### Data section
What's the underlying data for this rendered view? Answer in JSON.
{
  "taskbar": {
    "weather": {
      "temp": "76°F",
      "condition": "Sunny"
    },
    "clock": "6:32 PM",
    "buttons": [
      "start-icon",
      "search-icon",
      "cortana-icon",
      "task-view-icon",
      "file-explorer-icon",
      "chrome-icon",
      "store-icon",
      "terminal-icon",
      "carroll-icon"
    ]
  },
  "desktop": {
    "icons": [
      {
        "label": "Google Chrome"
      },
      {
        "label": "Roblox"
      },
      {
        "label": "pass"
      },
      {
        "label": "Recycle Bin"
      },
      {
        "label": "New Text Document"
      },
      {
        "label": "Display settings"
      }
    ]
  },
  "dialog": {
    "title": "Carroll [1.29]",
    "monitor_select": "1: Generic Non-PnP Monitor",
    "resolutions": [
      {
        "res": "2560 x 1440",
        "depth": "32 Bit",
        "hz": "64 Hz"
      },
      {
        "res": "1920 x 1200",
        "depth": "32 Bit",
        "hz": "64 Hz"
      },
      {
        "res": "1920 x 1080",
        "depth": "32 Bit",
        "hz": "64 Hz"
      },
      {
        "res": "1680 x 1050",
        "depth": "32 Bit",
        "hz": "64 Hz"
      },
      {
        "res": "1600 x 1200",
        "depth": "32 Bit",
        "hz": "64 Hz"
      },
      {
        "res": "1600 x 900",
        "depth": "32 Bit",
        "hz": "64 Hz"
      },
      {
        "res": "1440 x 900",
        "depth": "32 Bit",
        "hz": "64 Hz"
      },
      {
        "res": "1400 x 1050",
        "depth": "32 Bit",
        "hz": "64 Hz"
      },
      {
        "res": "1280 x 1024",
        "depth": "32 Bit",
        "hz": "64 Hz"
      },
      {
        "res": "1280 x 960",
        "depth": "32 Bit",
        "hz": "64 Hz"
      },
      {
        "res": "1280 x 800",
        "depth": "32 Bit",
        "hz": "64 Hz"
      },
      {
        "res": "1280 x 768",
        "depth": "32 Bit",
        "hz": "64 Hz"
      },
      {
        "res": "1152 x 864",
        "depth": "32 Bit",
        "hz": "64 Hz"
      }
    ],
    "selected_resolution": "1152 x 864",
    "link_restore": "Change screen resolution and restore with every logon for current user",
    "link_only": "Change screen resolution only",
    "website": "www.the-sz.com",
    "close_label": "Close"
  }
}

### Requirements
Transcribe the data above in full, exactly.

### Result
What's the underlying data for this rendered view? Answer in JSON.
{
  "taskbar": {
    "weather": {
      "temp": "76°F",
      "condition": "Sunny"
    },
    "clock": "6:32 PM",
    "buttons": [
      "start-icon",
      "search-icon",
      "cortana-icon",
      "task-view-icon",
      "file-explorer-icon",
      "chrome-icon",
      "store-icon",
      "terminal-icon",
      "carroll-icon"
    ]
  },
  "desktop": {
    "icons": [
      {
        "label": "Google Chrome"
      },
      {
        "label": "Roblox"
      },
      {
        "label": "pass"
      },
      {
        "label": "Recycle Bin"
      },
      {
        "label": "New Text Document"
      },
      {
        "label": "Display settings"
      }
    ]
  },
  "dialog": {
    "title": "Carroll [1.29]",
    "monitor_select": "1: Generic Non-PnP Monitor",
    "resolutions": [
      {
        "res": "2560 x 1440",
        "depth": "32 Bit",
        "hz": "64 Hz"
      },
      {
        "res": "1920 x 1200",
        "depth": "32 Bit",
        "hz": "64 Hz"
      },
      {
        "res": "1920 x 1080",
        "depth": "32 Bit",
        "hz": "64 Hz"
      },
      {
        "res": "1680 x 1050",
        "depth": "32 Bit",
        "hz": "64 Hz"
      },
      {
        "res": "1600 x 1200",
        "depth": "32 Bit",
        "hz": "64 Hz"
      },
      {
        "res": "1600 x 900",
        "depth": "32 Bit",
        "hz": "64 Hz"
      },
      {
        "res": "1440 x 900",
        "depth": "32 Bit",
        "hz": "64 Hz"
      },
      {
        "res": "1400 x 1050",
        "depth": "32 Bit",
        "hz": "64 Hz"
      },
      {
        "res": "1280 x 1024",
        "depth": "32 Bit",
        "hz": "64 Hz"
      },
      {
        "res": "1280 x 960",
        "depth": "32 Bit",
        "hz": "64 Hz"
      },
      {
        "res": "1280 x 800",
        "depth": "32 Bit",
        "hz": "64 Hz"
      },
      {
        "res": "1280 x 768",
        "depth": "32 Bit",
        "hz": "64 Hz"
      },
      {
        "res": "1152 x 864",
        "depth": "32 Bit",
        "hz": "64 Hz"
      }
    ],
    "selected_resolution": "1152 x 864",
    "link_restore": "Change screen resolution and restore with every logon for current user",
    "link_only": "Change screen resolution only",
    "website": "www.the-sz.com",
    "close_label": "Close"
  }
}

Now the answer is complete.